Lines containing the string "XAUUSD" are to be collected in full.

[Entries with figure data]

· · · ·

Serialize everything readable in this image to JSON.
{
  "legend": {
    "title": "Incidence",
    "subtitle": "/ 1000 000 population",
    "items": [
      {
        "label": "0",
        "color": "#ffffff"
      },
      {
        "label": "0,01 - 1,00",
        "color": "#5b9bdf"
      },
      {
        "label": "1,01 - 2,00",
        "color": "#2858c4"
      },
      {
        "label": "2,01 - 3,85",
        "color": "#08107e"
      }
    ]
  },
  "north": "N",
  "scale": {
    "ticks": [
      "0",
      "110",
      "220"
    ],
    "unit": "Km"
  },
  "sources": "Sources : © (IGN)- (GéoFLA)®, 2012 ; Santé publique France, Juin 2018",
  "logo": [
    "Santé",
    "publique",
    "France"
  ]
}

· · · ·

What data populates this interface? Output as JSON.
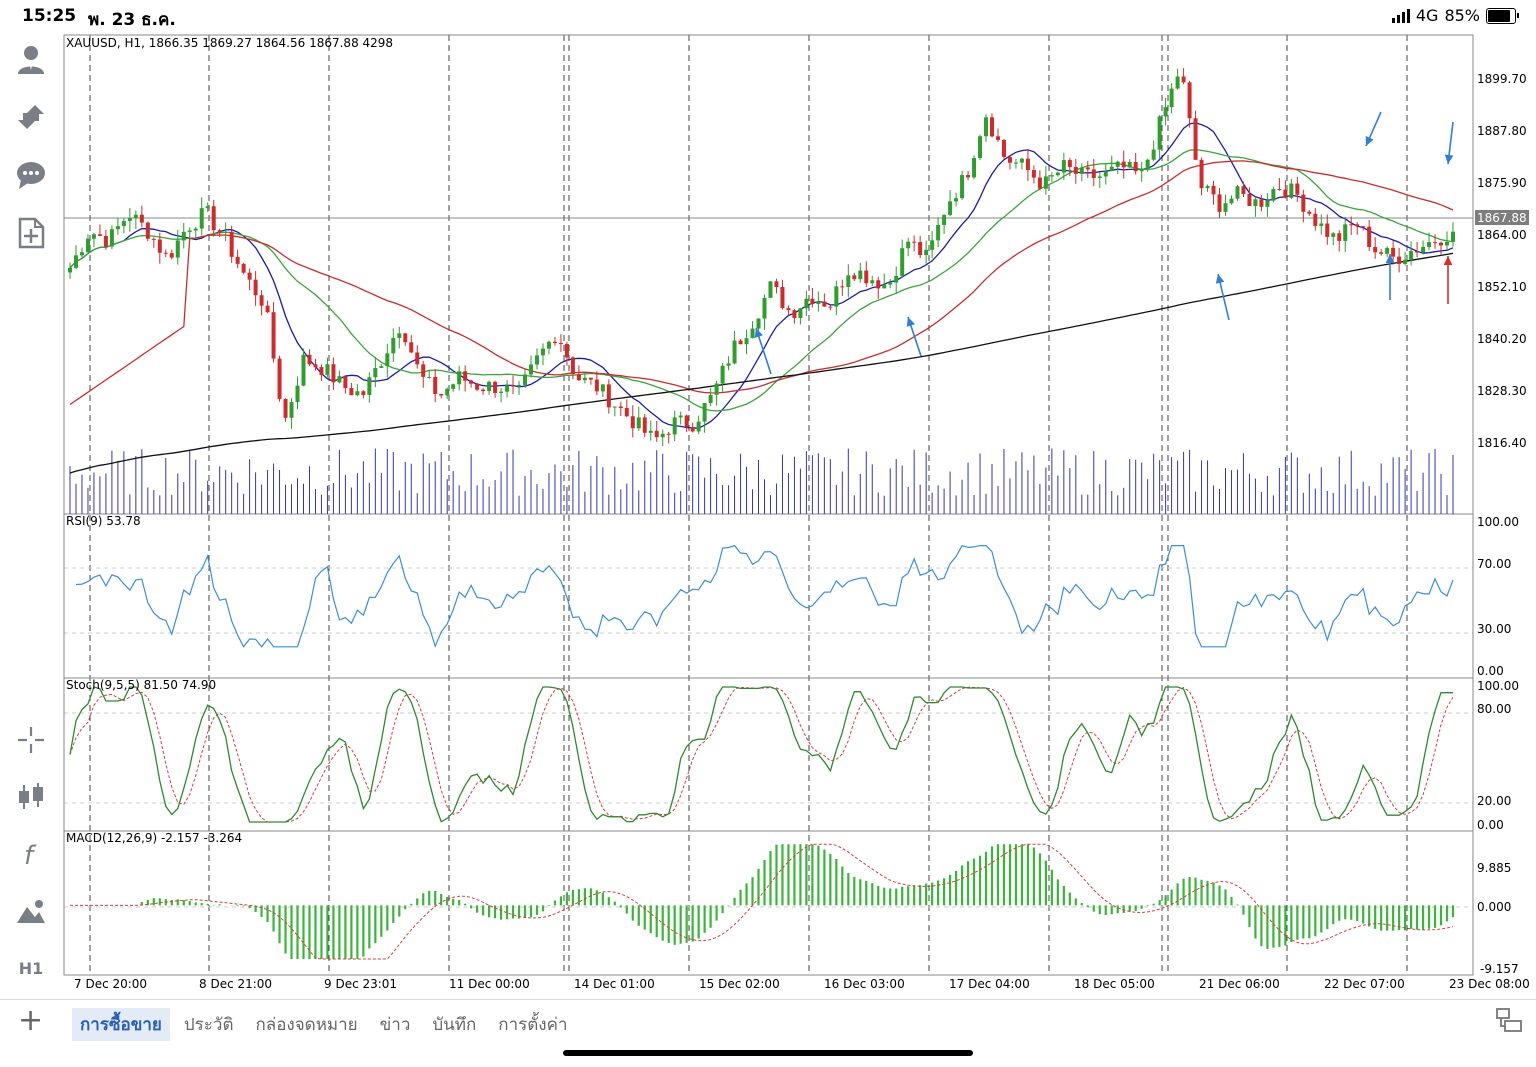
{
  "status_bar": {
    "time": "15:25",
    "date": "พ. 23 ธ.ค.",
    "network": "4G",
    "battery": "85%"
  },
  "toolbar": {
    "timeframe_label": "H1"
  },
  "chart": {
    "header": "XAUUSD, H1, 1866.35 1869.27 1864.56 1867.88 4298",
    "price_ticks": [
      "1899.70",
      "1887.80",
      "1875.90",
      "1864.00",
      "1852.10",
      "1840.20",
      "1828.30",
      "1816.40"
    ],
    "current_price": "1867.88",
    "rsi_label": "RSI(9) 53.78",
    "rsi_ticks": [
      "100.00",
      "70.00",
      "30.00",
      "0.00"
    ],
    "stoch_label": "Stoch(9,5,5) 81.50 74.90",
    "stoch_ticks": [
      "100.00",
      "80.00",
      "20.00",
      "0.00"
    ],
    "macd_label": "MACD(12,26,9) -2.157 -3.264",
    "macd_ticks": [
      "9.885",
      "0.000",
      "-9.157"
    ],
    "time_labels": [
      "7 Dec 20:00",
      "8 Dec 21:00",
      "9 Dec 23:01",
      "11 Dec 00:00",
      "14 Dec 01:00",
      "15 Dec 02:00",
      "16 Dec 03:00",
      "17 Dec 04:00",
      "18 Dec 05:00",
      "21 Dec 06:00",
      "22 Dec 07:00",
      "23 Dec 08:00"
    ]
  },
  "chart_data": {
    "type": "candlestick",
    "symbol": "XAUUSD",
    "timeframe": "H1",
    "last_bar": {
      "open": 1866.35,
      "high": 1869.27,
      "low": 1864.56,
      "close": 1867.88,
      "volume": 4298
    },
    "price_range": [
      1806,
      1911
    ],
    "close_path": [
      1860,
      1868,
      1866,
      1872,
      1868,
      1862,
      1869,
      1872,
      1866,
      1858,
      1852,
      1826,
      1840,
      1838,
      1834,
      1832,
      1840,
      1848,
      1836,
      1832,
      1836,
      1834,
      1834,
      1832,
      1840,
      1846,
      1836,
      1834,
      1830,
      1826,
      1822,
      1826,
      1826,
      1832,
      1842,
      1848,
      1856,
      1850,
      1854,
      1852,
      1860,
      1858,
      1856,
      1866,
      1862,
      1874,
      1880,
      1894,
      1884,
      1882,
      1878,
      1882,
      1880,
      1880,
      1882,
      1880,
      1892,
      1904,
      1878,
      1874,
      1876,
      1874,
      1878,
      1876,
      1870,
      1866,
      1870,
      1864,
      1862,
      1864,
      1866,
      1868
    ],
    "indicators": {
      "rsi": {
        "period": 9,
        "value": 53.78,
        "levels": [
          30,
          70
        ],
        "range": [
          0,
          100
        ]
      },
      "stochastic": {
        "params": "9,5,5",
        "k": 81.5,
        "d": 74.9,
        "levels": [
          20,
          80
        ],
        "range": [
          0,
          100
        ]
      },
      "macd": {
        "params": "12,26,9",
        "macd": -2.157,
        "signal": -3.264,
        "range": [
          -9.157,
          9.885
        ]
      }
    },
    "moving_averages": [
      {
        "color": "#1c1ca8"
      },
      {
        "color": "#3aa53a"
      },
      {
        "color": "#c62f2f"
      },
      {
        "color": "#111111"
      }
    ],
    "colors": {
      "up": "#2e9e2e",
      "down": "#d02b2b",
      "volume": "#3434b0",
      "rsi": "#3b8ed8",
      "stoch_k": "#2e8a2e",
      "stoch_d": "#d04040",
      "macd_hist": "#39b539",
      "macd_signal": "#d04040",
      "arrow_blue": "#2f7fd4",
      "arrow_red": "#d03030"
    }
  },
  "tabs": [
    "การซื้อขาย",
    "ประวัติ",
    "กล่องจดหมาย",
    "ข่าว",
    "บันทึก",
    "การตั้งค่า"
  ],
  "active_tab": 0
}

· · · ·

* _COMPLETE OUTPUT_:
    "header": "XAUUSD, H1, 1866.35 1869.27 1864.56 1867.88 4298",
    "symbol": "XAUUSD",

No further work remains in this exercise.